- [TASK INSTRUCTIONS] Pick out each line with the word "Adult" from the material that follows.

- [RECORDS SUPPLIED]
○ ○ ○ ○ ○

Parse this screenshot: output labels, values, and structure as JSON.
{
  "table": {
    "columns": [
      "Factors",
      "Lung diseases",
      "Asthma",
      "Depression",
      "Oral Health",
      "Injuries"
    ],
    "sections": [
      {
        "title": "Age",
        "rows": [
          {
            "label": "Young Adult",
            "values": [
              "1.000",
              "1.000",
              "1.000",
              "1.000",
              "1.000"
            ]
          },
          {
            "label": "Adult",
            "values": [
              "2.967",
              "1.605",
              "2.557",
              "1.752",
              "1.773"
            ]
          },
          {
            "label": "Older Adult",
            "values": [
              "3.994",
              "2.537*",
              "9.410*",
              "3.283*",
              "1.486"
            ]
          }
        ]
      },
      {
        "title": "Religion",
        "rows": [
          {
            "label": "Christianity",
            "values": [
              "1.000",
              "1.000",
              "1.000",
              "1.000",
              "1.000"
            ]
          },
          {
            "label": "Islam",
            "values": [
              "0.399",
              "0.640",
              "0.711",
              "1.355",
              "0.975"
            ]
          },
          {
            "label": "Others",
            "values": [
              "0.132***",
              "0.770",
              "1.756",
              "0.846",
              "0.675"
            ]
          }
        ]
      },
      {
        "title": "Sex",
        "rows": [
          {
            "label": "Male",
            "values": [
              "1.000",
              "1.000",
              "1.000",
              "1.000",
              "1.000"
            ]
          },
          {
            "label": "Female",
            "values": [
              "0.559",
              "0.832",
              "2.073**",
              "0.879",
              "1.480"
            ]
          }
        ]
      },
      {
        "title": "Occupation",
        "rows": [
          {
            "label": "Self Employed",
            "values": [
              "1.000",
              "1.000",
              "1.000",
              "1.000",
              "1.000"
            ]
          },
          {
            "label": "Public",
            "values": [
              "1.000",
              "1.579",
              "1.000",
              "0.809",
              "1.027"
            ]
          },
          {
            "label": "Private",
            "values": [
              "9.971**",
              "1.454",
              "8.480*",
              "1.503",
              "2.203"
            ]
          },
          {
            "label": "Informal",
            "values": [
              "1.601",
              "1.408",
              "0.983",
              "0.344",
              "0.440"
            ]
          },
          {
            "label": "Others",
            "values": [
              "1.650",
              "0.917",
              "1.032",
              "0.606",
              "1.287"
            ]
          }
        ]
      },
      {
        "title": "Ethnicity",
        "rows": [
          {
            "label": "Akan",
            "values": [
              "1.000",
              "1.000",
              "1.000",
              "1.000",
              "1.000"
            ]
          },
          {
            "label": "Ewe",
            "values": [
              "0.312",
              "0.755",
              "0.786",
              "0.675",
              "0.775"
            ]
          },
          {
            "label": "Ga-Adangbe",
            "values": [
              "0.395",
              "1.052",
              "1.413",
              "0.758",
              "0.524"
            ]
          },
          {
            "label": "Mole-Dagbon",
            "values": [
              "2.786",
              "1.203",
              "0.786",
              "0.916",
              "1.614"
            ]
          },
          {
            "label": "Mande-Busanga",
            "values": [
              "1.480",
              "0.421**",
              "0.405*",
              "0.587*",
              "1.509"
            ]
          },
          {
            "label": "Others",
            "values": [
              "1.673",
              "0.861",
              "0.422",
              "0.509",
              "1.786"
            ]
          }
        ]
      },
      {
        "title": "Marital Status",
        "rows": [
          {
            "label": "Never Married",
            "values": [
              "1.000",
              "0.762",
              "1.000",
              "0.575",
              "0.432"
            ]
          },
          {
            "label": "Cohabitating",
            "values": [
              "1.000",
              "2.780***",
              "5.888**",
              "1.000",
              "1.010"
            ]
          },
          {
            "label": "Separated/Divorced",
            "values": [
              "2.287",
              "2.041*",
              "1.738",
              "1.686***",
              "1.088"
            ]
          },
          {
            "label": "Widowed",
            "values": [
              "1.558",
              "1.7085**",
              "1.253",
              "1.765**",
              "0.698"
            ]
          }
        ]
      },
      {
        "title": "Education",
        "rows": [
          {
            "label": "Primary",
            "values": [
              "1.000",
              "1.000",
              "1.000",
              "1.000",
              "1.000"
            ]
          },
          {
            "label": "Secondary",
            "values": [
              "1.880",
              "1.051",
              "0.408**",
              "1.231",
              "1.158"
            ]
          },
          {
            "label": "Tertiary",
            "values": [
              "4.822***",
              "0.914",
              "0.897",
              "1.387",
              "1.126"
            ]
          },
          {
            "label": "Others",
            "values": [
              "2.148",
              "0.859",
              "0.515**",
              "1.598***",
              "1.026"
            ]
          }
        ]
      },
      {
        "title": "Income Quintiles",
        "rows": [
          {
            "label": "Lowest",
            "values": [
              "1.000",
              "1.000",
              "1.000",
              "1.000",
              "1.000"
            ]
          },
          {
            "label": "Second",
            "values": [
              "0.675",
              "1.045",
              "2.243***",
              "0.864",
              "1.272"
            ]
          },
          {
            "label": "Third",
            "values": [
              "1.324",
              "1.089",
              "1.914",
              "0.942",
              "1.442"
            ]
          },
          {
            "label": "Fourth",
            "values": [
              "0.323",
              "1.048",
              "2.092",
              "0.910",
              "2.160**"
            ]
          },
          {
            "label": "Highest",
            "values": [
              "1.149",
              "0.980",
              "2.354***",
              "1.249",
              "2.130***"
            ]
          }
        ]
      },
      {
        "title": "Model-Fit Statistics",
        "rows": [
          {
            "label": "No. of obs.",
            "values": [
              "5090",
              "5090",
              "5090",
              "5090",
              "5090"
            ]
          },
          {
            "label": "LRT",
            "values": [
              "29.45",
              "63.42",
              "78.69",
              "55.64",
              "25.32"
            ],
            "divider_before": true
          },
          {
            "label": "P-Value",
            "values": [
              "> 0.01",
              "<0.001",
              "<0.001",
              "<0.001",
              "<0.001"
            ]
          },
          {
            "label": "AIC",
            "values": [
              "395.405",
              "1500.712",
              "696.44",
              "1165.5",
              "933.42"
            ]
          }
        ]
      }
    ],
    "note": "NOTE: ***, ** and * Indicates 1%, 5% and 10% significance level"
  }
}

○ ○ ○ ○ ○

- [THE REPLY]
            "label": "Young Adult",
            "label": "Adult",
            "label": "Older Adult",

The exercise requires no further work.